(Text provided):
——

I said to run a background check, so now I can't drive while they are running it



LEAFdriver said:


> Hopefully you weren't at the end of a ride challenge bonus where you just needed a few more rides to qualify! THAT would truly be inexcusable.


Haven't driven since March but I was going to start driving this week, so pissed off right now


----------



## joebo1963 (Dec 21, 2016)

My background been pending since April. 4 years driving perfect background but now it’s n gold and can’t drive. Been doing deliveries and liking it. Lyft is poorly run. Like you said no history of any incorrect activity and because of court closures they shut me down.


----------



## NicFit (Jan 18, 2020)

Emailed them 5 times and nothing but crap responses and then ignored, going to have to find more ways to contact Lyft


----------



## joebo1963 (Dec 21, 2016)

Good luck. I tried all that including going through all the help options including safety issue which is able the only way to get to speak to someone. Then when I tell them the problem they don’t care and won’t speak. They say if it’s not safety related I will end the call and they hang up. Bottom line is demand is way down and they really don’t need that many drivers. So they don’t care.


----------



## Daisey77 (Jan 13, 2016)

NicFit said:


> Lyft won't let me drive while background check is running, I've been driving for a few years and don't know why they changed this. So stupid that they deactivated me while it's running. I drove for an entire year but now they do a check and they don't trust me or something. I'm just going to keep emailing them multiple times a day. So stupid of Lyft to do this


I have never had this done to Me by Uber or Lyft but I hear about it all the time! Both companies do it. I can maybe see if it's your first annual background check after your initial one but if you've been driving for a few years and has had a few done with no issues, I don't see what the problem is letting you drive through the process. Especially if your state mandates it once every 12 months and they're running it at the 10-month Mark or something like that. Now if your state mandates it once every 12 months and they waited up to the 12-month Mark, I could see them deactivating drivers during the process because they're not complying with State rules but that's still bullshit they would have waited so long



LEAFdriver said:


> Hopefully you weren't at the end of a ride challenge bonus where you just needed a few more rides to qualify! THAT would truly be inexcusable.

——

(Required tasks):
(a) Say whether each statement agrees with the thread about Lyft background checks, answering yes or no and quoting the words that decide it: (i) joebo1963's background check has been pending since April; (ii) NicFit emailed Lyft ten times; (iii) Daisey77 has been deactivated by Uber or Lyft during a background check.
(b) Write out the part of the thread about Lyft background checks starting at "Haven't driven since" and ending at "shut me down.".
(c) Sum up the thread about Lyft background checks in two sentences.

(Entries supplied):

——

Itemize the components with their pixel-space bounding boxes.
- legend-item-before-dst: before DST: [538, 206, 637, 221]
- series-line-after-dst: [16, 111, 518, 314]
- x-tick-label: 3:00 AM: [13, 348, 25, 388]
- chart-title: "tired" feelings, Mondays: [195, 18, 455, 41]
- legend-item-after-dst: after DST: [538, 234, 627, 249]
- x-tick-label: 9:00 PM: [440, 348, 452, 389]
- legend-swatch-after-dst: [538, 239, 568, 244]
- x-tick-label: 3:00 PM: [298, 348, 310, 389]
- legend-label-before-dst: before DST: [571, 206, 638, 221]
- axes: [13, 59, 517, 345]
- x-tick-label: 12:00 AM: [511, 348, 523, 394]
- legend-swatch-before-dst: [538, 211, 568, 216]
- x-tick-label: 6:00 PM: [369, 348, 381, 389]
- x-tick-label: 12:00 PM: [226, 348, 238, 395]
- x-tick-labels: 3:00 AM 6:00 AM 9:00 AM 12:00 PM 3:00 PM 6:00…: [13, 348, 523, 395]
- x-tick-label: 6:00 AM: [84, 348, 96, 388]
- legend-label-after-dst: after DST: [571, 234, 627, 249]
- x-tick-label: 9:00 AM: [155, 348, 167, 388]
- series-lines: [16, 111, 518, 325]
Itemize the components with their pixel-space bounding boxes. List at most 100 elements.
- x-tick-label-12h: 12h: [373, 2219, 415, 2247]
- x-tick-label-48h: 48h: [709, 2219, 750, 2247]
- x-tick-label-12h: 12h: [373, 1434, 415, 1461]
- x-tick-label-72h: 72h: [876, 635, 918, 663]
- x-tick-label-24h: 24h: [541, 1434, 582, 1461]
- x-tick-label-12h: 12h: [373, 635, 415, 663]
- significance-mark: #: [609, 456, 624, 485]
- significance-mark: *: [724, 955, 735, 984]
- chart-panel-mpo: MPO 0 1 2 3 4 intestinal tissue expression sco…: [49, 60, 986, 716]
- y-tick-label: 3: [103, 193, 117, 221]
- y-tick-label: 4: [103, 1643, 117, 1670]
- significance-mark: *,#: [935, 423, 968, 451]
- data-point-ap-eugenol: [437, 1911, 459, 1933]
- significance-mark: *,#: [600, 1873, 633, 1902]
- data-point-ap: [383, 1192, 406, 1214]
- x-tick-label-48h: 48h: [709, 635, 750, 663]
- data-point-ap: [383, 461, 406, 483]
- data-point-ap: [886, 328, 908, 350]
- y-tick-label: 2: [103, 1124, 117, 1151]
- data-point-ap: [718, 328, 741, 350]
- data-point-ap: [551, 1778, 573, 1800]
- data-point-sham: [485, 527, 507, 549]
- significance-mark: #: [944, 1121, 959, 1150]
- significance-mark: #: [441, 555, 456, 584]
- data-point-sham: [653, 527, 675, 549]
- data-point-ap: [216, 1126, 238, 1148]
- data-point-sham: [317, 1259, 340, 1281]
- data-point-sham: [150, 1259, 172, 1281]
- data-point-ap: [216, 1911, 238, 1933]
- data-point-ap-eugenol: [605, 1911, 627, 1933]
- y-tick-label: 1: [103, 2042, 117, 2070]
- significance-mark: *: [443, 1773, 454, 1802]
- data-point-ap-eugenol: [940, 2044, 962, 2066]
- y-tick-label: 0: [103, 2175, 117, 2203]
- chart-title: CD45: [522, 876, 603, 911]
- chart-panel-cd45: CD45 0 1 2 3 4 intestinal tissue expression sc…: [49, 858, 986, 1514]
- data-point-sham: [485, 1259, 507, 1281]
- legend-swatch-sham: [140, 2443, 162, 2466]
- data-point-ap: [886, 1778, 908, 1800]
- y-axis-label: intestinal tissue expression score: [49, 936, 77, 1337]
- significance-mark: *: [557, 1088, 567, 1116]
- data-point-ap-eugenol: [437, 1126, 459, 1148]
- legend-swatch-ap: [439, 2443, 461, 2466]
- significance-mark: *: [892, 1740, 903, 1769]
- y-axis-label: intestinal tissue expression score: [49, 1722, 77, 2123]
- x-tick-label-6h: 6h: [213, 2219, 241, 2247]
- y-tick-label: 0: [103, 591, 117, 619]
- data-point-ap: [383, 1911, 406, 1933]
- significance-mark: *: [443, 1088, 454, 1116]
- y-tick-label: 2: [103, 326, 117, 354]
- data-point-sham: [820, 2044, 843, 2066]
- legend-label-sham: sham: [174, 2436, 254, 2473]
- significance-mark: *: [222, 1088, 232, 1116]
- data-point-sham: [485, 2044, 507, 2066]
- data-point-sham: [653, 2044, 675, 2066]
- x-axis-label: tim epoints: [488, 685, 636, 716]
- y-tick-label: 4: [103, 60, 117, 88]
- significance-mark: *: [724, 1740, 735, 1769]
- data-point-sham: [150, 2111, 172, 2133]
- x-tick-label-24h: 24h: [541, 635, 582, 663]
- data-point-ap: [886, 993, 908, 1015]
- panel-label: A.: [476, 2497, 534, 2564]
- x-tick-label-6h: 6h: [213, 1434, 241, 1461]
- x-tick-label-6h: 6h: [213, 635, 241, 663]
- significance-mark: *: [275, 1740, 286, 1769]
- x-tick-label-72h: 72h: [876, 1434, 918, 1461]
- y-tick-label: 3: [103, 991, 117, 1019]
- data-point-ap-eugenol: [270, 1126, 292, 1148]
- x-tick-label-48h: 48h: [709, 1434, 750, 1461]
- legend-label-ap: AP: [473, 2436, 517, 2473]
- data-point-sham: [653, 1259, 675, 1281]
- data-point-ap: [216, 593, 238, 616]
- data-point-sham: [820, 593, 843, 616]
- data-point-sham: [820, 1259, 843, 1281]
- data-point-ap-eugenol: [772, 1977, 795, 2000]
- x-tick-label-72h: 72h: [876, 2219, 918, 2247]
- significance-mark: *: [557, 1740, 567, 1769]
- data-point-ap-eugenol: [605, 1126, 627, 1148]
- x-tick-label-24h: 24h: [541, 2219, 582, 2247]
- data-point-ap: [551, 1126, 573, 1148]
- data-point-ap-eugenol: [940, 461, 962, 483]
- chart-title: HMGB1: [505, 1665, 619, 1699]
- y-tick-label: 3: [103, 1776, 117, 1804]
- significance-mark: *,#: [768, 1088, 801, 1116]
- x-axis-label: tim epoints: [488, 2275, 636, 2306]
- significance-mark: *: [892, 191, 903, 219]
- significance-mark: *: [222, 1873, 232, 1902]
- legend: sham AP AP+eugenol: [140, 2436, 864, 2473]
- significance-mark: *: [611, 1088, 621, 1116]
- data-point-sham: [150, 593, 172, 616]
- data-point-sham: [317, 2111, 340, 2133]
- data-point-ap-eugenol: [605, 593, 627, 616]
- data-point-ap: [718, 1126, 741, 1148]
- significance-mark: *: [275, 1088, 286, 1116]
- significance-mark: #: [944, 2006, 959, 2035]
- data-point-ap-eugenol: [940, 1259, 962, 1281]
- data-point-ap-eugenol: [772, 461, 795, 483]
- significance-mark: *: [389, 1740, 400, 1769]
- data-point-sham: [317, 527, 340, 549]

——

(Answers to the exercises):
(a)
(i) Yes: "My background been pending since April."
(ii) No: "Emailed them 5 times"
(iii) No: "I have never had this done to Me by Uber or Lyft"

(b)
Haven't driven since March but I was going to start driving this week, so pissed off right now


----------



## joebo1963 (Dec 21, 2016)

My background been pending since April. 4 years driving perfect background but now it’s n gold and can’t drive. Been doing deliveries and liking it. Lyft is poorly run. Like you said no history of any incorrect activity and because of court closures they shut me down.

(c) Drivers complain that Lyft will not let them drive while a background check is running; one says the check has been pending since April, and another says five emails brought only poor responses before being ignored. One driver says Lyft does not care because demand is down, while another says both Uber and Lyft do this and sees no problem with letting drivers with a few years of clean checks keep driving during the process.